═════ Records for this task ═════

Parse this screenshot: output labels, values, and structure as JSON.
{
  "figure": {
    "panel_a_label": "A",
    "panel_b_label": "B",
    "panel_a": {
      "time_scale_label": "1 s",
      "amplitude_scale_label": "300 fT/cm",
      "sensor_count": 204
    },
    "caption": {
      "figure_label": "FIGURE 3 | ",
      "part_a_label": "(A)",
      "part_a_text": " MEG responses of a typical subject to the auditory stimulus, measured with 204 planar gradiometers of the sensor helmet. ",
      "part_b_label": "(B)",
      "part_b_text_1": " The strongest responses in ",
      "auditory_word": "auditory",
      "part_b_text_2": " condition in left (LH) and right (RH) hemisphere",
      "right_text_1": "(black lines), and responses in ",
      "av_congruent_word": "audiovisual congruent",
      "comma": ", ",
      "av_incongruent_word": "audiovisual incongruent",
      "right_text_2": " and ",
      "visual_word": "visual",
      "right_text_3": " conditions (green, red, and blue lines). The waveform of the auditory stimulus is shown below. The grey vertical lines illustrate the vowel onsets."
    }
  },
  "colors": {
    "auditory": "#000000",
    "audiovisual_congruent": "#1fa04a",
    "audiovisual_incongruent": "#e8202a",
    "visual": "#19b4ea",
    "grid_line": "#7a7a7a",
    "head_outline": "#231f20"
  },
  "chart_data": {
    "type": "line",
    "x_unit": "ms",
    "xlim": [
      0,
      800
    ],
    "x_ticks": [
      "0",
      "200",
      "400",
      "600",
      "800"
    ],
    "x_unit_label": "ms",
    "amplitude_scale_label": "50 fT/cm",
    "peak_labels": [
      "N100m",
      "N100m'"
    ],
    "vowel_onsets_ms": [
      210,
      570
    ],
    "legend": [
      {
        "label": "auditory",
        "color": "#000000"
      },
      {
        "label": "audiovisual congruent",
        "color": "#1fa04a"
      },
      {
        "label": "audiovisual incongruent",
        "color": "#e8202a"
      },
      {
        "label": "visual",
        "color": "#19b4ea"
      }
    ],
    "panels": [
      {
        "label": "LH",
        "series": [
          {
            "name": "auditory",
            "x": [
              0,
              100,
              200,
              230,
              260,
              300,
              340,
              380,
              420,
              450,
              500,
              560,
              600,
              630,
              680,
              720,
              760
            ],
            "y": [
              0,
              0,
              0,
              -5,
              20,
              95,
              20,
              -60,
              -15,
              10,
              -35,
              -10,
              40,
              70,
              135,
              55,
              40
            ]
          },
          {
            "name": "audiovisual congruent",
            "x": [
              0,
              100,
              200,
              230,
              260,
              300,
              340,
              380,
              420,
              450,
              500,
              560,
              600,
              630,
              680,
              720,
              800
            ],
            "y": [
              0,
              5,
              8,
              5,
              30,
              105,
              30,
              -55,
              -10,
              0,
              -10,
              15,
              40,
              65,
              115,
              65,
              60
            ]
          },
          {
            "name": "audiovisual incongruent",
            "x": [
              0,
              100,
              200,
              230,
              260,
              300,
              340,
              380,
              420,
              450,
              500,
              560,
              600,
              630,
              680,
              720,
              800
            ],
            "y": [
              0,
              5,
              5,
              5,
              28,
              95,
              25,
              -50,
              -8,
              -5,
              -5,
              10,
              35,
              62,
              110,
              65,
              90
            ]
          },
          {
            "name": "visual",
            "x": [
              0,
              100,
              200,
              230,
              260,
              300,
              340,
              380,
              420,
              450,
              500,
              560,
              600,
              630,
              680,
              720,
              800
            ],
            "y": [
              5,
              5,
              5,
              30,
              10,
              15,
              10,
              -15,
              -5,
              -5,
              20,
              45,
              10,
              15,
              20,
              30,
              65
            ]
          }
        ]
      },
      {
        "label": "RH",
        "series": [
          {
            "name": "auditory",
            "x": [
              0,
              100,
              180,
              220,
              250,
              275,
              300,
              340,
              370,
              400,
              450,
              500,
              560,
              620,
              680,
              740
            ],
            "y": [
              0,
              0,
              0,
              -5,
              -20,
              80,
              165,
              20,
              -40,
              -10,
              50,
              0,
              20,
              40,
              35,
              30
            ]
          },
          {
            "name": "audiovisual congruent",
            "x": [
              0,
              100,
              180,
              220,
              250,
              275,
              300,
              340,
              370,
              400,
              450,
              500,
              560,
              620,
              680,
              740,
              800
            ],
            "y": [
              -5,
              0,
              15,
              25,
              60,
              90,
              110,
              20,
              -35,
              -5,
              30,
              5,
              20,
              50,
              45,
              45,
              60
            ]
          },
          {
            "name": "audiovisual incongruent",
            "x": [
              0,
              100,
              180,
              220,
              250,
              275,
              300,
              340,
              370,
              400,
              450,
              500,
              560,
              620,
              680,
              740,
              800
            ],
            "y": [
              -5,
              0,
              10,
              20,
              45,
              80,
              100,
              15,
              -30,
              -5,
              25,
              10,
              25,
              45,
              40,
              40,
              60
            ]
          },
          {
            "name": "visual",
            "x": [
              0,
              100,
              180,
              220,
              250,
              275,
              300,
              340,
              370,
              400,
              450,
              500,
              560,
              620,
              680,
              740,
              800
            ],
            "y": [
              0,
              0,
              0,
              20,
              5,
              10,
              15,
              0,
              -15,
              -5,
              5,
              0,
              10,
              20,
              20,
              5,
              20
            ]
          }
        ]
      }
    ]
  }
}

═════

[The task]
Transcribe the data above in full, exactly.

[Result below]
Parse this screenshot: output labels, values, and structure as JSON.
{
  "figure": {
    "panel_a_label": "A",
    "panel_b_label": "B",
    "panel_a": {
      "time_scale_label": "1 s",
      "amplitude_scale_label": "300 fT/cm",
      "sensor_count": 204
    },
    "caption": {
      "figure_label": "FIGURE 3 | ",
      "part_a_label": "(A)",
      "part_a_text": " MEG responses of a typical subject to the auditory stimulus, measured with 204 planar gradiometers of the sensor helmet. ",
      "part_b_label": "(B)",
      "part_b_text_1": " The strongest responses in ",
      "auditory_word": "auditory",
      "part_b_text_2": " condition in left (LH) and right (RH) hemisphere",
      "right_text_1": "(black lines), and responses in ",
      "av_congruent_word": "audiovisual congruent",
      "comma": ", ",
      "av_incongruent_word": "audiovisual incongruent",
      "right_text_2": " and ",
      "visual_word": "visual",
      "right_text_3": " conditions (green, red, and blue lines). The waveform of the auditory stimulus is shown below. The grey vertical lines illustrate the vowel onsets."
    }
  },
  "colors": {
    "auditory": "#000000",
    "audiovisual_congruent": "#1fa04a",
    "audiovisual_incongruent": "#e8202a",
    "visual": "#19b4ea",
    "grid_line": "#7a7a7a",
    "head_outline": "#231f20"
  },
  "chart_data": {
    "type": "line",
    "x_unit": "ms",
    "xlim": [
      0,
      800
    ],
    "x_ticks": [
      "0",
      "200",
      "400",
      "600",
      "800"
    ],
    "x_unit_label": "ms",
    "amplitude_scale_label": "50 fT/cm",
    "peak_labels": [
      "N100m",
      "N100m'"
    ],
    "vowel_onsets_ms": [
      210,
      570
    ],
    "legend": [
      {
        "label": "auditory",
        "color": "#000000"
      },
      {
        "label": "audiovisual congruent",
        "color": "#1fa04a"
      },
      {
        "label": "audiovisual incongruent",
        "color": "#e8202a"
      },
      {
        "label": "visual",
        "color": "#19b4ea"
      }
    ],
    "panels": [
      {
        "label": "LH",
        "series": [
          {
            "name": "auditory",
            "x": [
              0,
              100,
              200,
              230,
              260,
              300,
              340,
              380,
              420,
              450,
              500,
              560,
              600,
              630,
              680,
              720,
              760
            ],
            "y": [
              0,
              0,
              0,
              -5,
              20,
              95,
              20,
              -60,
              -15,
              10,
              -35,
              -10,
              40,
              70,
              135,
              55,
              40
            ]
          },
          {
            "name": "audiovisual congruent",
            "x": [
              0,
              100,
              200,
              230,
              260,
              300,
              340,
              380,
              420,
              450,
              500,
              560,
              600,
              630,
              680,
              720,
              800
            ],
            "y": [
              0,
              5,
              8,
              5,
              30,
              105,
              30,
              -55,
              -10,
              0,
              -10,
              15,
              40,
              65,
              115,
              65,
              60
            ]
          },
          {
            "name": "audiovisual incongruent",
            "x": [
              0,
              100,
              200,
              230,
              260,
              300,
              340,
              380,
              420,
              450,
              500,
              560,
              600,
              630,
              680,
              720,
              800
            ],
            "y": [
              0,
              5,
              5,
              5,
              28,
              95,
              25,
              -50,
              -8,
              -5,
              -5,
              10,
              35,
              62,
              110,
              65,
              90
            ]
          },
          {
            "name": "visual",
            "x": [
              0,
              100,
              200,
              230,
              260,
              300,
              340,
              380,
              420,
              450,
              500,
              560,
              600,
              630,
              680,
              720,
              800
            ],
            "y": [
              5,
              5,
              5,
              30,
              10,
              15,
              10,
              -15,
              -5,
              -5,
              20,
              45,
              10,
              15,
              20,
              30,
              65
            ]
          }
        ]
      },
      {
        "label": "RH",
        "series": [
          {
            "name": "auditory",
            "x": [
              0,
              100,
              180,
              220,
              250,
              275,
              300,
              340,
              370,
              400,
              450,
              500,
              560,
              620,
              680,
              740
            ],
            "y": [
              0,
              0,
              0,
              -5,
              -20,
              80,
              165,
              20,
              -40,
              -10,
              50,
              0,
              20,
              40,
              35,
              30
            ]
          },
          {
            "name": "audiovisual congruent",
            "x": [
              0,
              100,
              180,
              220,
              250,
              275,
              300,
              340,
              370,
              400,
              450,
              500,
              560,
              620,
              680,
              740,
              800
            ],
            "y": [
              -5,
              0,
              15,
              25,
              60,
              90,
              110,
              20,
              -35,
              -5,
              30,
              5,
              20,
              50,
              45,
              45,
              60
            ]
          },
          {
            "name": "audiovisual incongruent",
            "x": [
              0,
              100,
              180,
              220,
              250,
              275,
              300,
              340,
              370,
              400,
              450,
              500,
              560,
              620,
              680,
              740,
              800
            ],
            "y": [
              -5,
              0,
              10,
              20,
              45,
              80,
              100,
              15,
              -30,
              -5,
              25,
              10,
              25,
              45,
              40,
              40,
              60
            ]
          },
          {
            "name": "visual",
            "x": [
              0,
              100,
              180,
              220,
              250,
              275,
              300,
              340,
              370,
              400,
              450,
              500,
              560,
              620,
              680,
              740,
              800
            ],
            "y": [
              0,
              0,
              0,
              20,
              5,
              10,
              15,
              0,
              -15,
              -5,
              5,
              0,
              10,
              20,
              20,
              5,
              20
            ]
          }
        ]
      }
    ]
  }
}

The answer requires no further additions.